### Short task
Find every line in the records that holds the string "name". Copy each one.

### Dataset entries
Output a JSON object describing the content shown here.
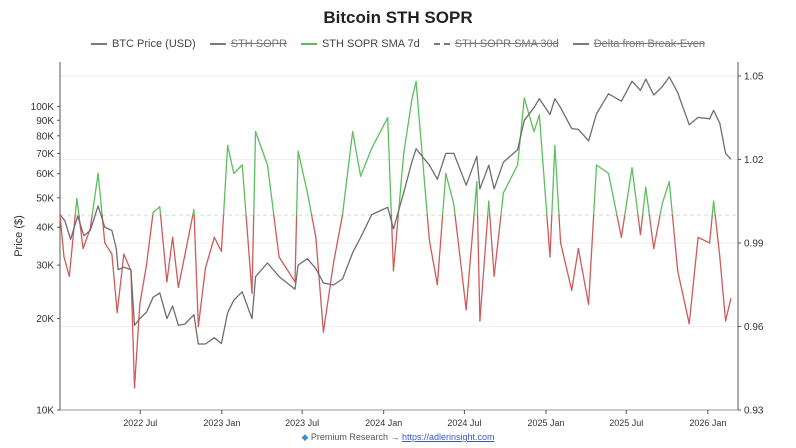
{
  "chart_data": {
    "type": "line",
    "title": "Bitcoin STH SOPR",
    "ylabel": "Price ($)",
    "ylabel_right": "",
    "y_scale": "log",
    "ylim": [
      10000,
      140000
    ],
    "y2lim": [
      0.93,
      1.055
    ],
    "xlim": [
      "2022-01-01",
      "2026-03-10"
    ],
    "x_ticks": [
      {
        "date": "2022-07-01",
        "label": "2022 Jul"
      },
      {
        "date": "2023-01-01",
        "label": "2023 Jan"
      },
      {
        "date": "2023-07-01",
        "label": "2023 Jul"
      },
      {
        "date": "2024-01-01",
        "label": "2024 Jan"
      },
      {
        "date": "2024-07-01",
        "label": "2024 Jul"
      },
      {
        "date": "2025-01-01",
        "label": "2025 Jan"
      },
      {
        "date": "2025-07-01",
        "label": "2025 Jul"
      },
      {
        "date": "2026-01-01",
        "label": "2026 Jan"
      }
    ],
    "y_ticks": [
      {
        "value": 10000,
        "label": "10K"
      },
      {
        "value": 20000,
        "label": "20K"
      },
      {
        "value": 30000,
        "label": "30K"
      },
      {
        "value": 40000,
        "label": "40K"
      },
      {
        "value": 50000,
        "label": "50K"
      },
      {
        "value": 60000,
        "label": "60K"
      },
      {
        "value": 70000,
        "label": "70K"
      },
      {
        "value": 80000,
        "label": "80K"
      },
      {
        "value": 90000,
        "label": "90K"
      },
      {
        "value": 100000,
        "label": "100K"
      }
    ],
    "y2_ticks": [
      {
        "value": 0.93,
        "label": "0.93"
      },
      {
        "value": 0.96,
        "label": "0.96"
      },
      {
        "value": 0.99,
        "label": "0.99"
      },
      {
        "value": 1.02,
        "label": "1.02"
      },
      {
        "value": 1.05,
        "label": "1.05"
      }
    ],
    "break_even": 1.0,
    "legend": [
      {
        "label": "BTC Price (USD)",
        "visible": true,
        "style": "solid",
        "color": "#7a7a7a"
      },
      {
        "label": "STH SOPR",
        "visible": false,
        "style": "solid",
        "color": "#7a7a7a"
      },
      {
        "label": "STH SOPR SMA 7d",
        "visible": true,
        "style": "solid",
        "color": "#5cbf5c"
      },
      {
        "label": "STH SOPR SMA 30d",
        "visible": false,
        "style": "dashed",
        "color": "#7a7a7a"
      },
      {
        "label": "Delta from Break-Even",
        "visible": false,
        "style": "solid",
        "color": "#7a7a7a"
      }
    ],
    "colors": {
      "price": "#6e6e6e",
      "above": "#5cbf5c",
      "below": "#d05a5a",
      "grid": "#eeeeee",
      "break_even_line": "#d9d9d9"
    },
    "series": [
      {
        "name": "BTC Price (USD)",
        "axis": "left",
        "points": [
          [
            "2022-01-01",
            44000
          ],
          [
            "2022-01-12",
            42000
          ],
          [
            "2022-01-25",
            36500
          ],
          [
            "2022-02-10",
            43500
          ],
          [
            "2022-02-24",
            37500
          ],
          [
            "2022-03-10",
            39000
          ],
          [
            "2022-03-28",
            47000
          ],
          [
            "2022-04-12",
            40000
          ],
          [
            "2022-04-28",
            39000
          ],
          [
            "2022-05-08",
            34000
          ],
          [
            "2022-05-12",
            29000
          ],
          [
            "2022-05-25",
            29500
          ],
          [
            "2022-06-10",
            29000
          ],
          [
            "2022-06-18",
            19000
          ],
          [
            "2022-06-30",
            20000
          ],
          [
            "2022-07-15",
            21000
          ],
          [
            "2022-07-30",
            23500
          ],
          [
            "2022-08-14",
            24300
          ],
          [
            "2022-08-30",
            20000
          ],
          [
            "2022-09-12",
            22000
          ],
          [
            "2022-09-25",
            19000
          ],
          [
            "2022-10-10",
            19200
          ],
          [
            "2022-10-30",
            20600
          ],
          [
            "2022-11-09",
            16500
          ],
          [
            "2022-11-25",
            16500
          ],
          [
            "2022-12-15",
            17300
          ],
          [
            "2022-12-31",
            16550
          ],
          [
            "2023-01-14",
            20900
          ],
          [
            "2023-01-28",
            23000
          ],
          [
            "2023-02-16",
            24500
          ],
          [
            "2023-03-10",
            20000
          ],
          [
            "2023-03-18",
            27500
          ],
          [
            "2023-04-14",
            30500
          ],
          [
            "2023-05-10",
            27500
          ],
          [
            "2023-06-15",
            25000
          ],
          [
            "2023-06-22",
            30000
          ],
          [
            "2023-07-13",
            31500
          ],
          [
            "2023-08-01",
            29200
          ],
          [
            "2023-08-18",
            26200
          ],
          [
            "2023-09-10",
            25800
          ],
          [
            "2023-09-30",
            27000
          ],
          [
            "2023-10-23",
            33000
          ],
          [
            "2023-11-10",
            37000
          ],
          [
            "2023-12-05",
            44000
          ],
          [
            "2024-01-10",
            46500
          ],
          [
            "2024-01-23",
            39500
          ],
          [
            "2024-02-15",
            52000
          ],
          [
            "2024-03-05",
            66000
          ],
          [
            "2024-03-14",
            72500
          ],
          [
            "2024-04-13",
            64000
          ],
          [
            "2024-05-01",
            57500
          ],
          [
            "2024-05-20",
            70000
          ],
          [
            "2024-06-07",
            70000
          ],
          [
            "2024-07-05",
            55000
          ],
          [
            "2024-07-29",
            68500
          ],
          [
            "2024-08-05",
            53500
          ],
          [
            "2024-08-25",
            64000
          ],
          [
            "2024-09-06",
            53500
          ],
          [
            "2024-09-27",
            65500
          ],
          [
            "2024-10-29",
            72000
          ],
          [
            "2024-11-13",
            90000
          ],
          [
            "2024-12-05",
            99000
          ],
          [
            "2024-12-17",
            106000
          ],
          [
            "2025-01-10",
            94000
          ],
          [
            "2025-01-21",
            106000
          ],
          [
            "2025-02-03",
            99000
          ],
          [
            "2025-02-28",
            84500
          ],
          [
            "2025-03-15",
            84000
          ],
          [
            "2025-04-07",
            77000
          ],
          [
            "2025-04-25",
            94500
          ],
          [
            "2025-05-22",
            110000
          ],
          [
            "2025-06-20",
            104000
          ],
          [
            "2025-07-14",
            121000
          ],
          [
            "2025-08-02",
            113000
          ],
          [
            "2025-08-14",
            123000
          ],
          [
            "2025-09-01",
            109000
          ],
          [
            "2025-09-20",
            116000
          ],
          [
            "2025-10-06",
            125000
          ],
          [
            "2025-10-25",
            111000
          ],
          [
            "2025-11-20",
            87000
          ],
          [
            "2025-12-10",
            92000
          ],
          [
            "2026-01-05",
            91000
          ],
          [
            "2026-01-14",
            97000
          ],
          [
            "2026-01-28",
            88000
          ],
          [
            "2026-02-10",
            70000
          ],
          [
            "2026-02-22",
            67000
          ]
        ]
      },
      {
        "name": "STH SOPR SMA 7d",
        "axis": "right",
        "points": [
          [
            "2022-01-01",
            1.0
          ],
          [
            "2022-01-10",
            0.985
          ],
          [
            "2022-01-22",
            0.978
          ],
          [
            "2022-02-08",
            1.006
          ],
          [
            "2022-02-22",
            0.988
          ],
          [
            "2022-03-10",
            0.995
          ],
          [
            "2022-03-28",
            1.015
          ],
          [
            "2022-04-12",
            0.99
          ],
          [
            "2022-04-28",
            0.986
          ],
          [
            "2022-05-10",
            0.965
          ],
          [
            "2022-05-25",
            0.986
          ],
          [
            "2022-06-10",
            0.98
          ],
          [
            "2022-06-18",
            0.938
          ],
          [
            "2022-06-30",
            0.968
          ],
          [
            "2022-07-15",
            0.982
          ],
          [
            "2022-07-30",
            1.001
          ],
          [
            "2022-08-14",
            1.003
          ],
          [
            "2022-08-30",
            0.976
          ],
          [
            "2022-09-12",
            0.992
          ],
          [
            "2022-09-25",
            0.974
          ],
          [
            "2022-10-10",
            0.986
          ],
          [
            "2022-10-30",
            1.002
          ],
          [
            "2022-11-09",
            0.96
          ],
          [
            "2022-11-25",
            0.981
          ],
          [
            "2022-12-15",
            0.992
          ],
          [
            "2022-12-31",
            0.987
          ],
          [
            "2023-01-14",
            1.025
          ],
          [
            "2023-01-28",
            1.015
          ],
          [
            "2023-02-16",
            1.018
          ],
          [
            "2023-03-10",
            0.972
          ],
          [
            "2023-03-18",
            1.03
          ],
          [
            "2023-04-14",
            1.018
          ],
          [
            "2023-05-10",
            0.985
          ],
          [
            "2023-06-15",
            0.976
          ],
          [
            "2023-06-22",
            1.023
          ],
          [
            "2023-07-13",
            1.008
          ],
          [
            "2023-08-01",
            0.992
          ],
          [
            "2023-08-18",
            0.958
          ],
          [
            "2023-09-10",
            0.983
          ],
          [
            "2023-09-30",
            1.0
          ],
          [
            "2023-10-23",
            1.03
          ],
          [
            "2023-11-10",
            1.014
          ],
          [
            "2023-12-05",
            1.024
          ],
          [
            "2024-01-10",
            1.035
          ],
          [
            "2024-01-23",
            0.98
          ],
          [
            "2024-02-15",
            1.022
          ],
          [
            "2024-03-05",
            1.042
          ],
          [
            "2024-03-14",
            1.048
          ],
          [
            "2024-04-13",
            0.991
          ],
          [
            "2024-05-01",
            0.975
          ],
          [
            "2024-05-20",
            1.015
          ],
          [
            "2024-06-07",
            1.004
          ],
          [
            "2024-07-05",
            0.966
          ],
          [
            "2024-07-29",
            1.012
          ],
          [
            "2024-08-05",
            0.962
          ],
          [
            "2024-08-25",
            1.005
          ],
          [
            "2024-09-06",
            0.978
          ],
          [
            "2024-09-27",
            1.008
          ],
          [
            "2024-10-29",
            1.018
          ],
          [
            "2024-11-13",
            1.042
          ],
          [
            "2024-12-05",
            1.03
          ],
          [
            "2024-12-17",
            1.036
          ],
          [
            "2025-01-10",
            0.985
          ],
          [
            "2025-01-21",
            1.025
          ],
          [
            "2025-02-03",
            0.99
          ],
          [
            "2025-02-28",
            0.973
          ],
          [
            "2025-03-15",
            0.988
          ],
          [
            "2025-04-07",
            0.968
          ],
          [
            "2025-04-25",
            1.018
          ],
          [
            "2025-05-22",
            1.015
          ],
          [
            "2025-06-20",
            0.992
          ],
          [
            "2025-07-14",
            1.017
          ],
          [
            "2025-08-02",
            0.993
          ],
          [
            "2025-08-14",
            1.01
          ],
          [
            "2025-09-01",
            0.988
          ],
          [
            "2025-09-20",
            1.004
          ],
          [
            "2025-10-06",
            1.012
          ],
          [
            "2025-10-25",
            0.98
          ],
          [
            "2025-11-20",
            0.961
          ],
          [
            "2025-12-10",
            0.992
          ],
          [
            "2026-01-05",
            0.99
          ],
          [
            "2026-01-14",
            1.005
          ],
          [
            "2026-01-28",
            0.985
          ],
          [
            "2026-02-10",
            0.962
          ],
          [
            "2026-02-22",
            0.97
          ]
        ]
      }
    ]
  },
  "footer": {
    "prefix": "Premium Research →",
    "link": "https://adlerinsight.com"
  }
}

### Complete output
        "name": "BTC Price (USD)",
        "name": "STH SOPR SMA 7d",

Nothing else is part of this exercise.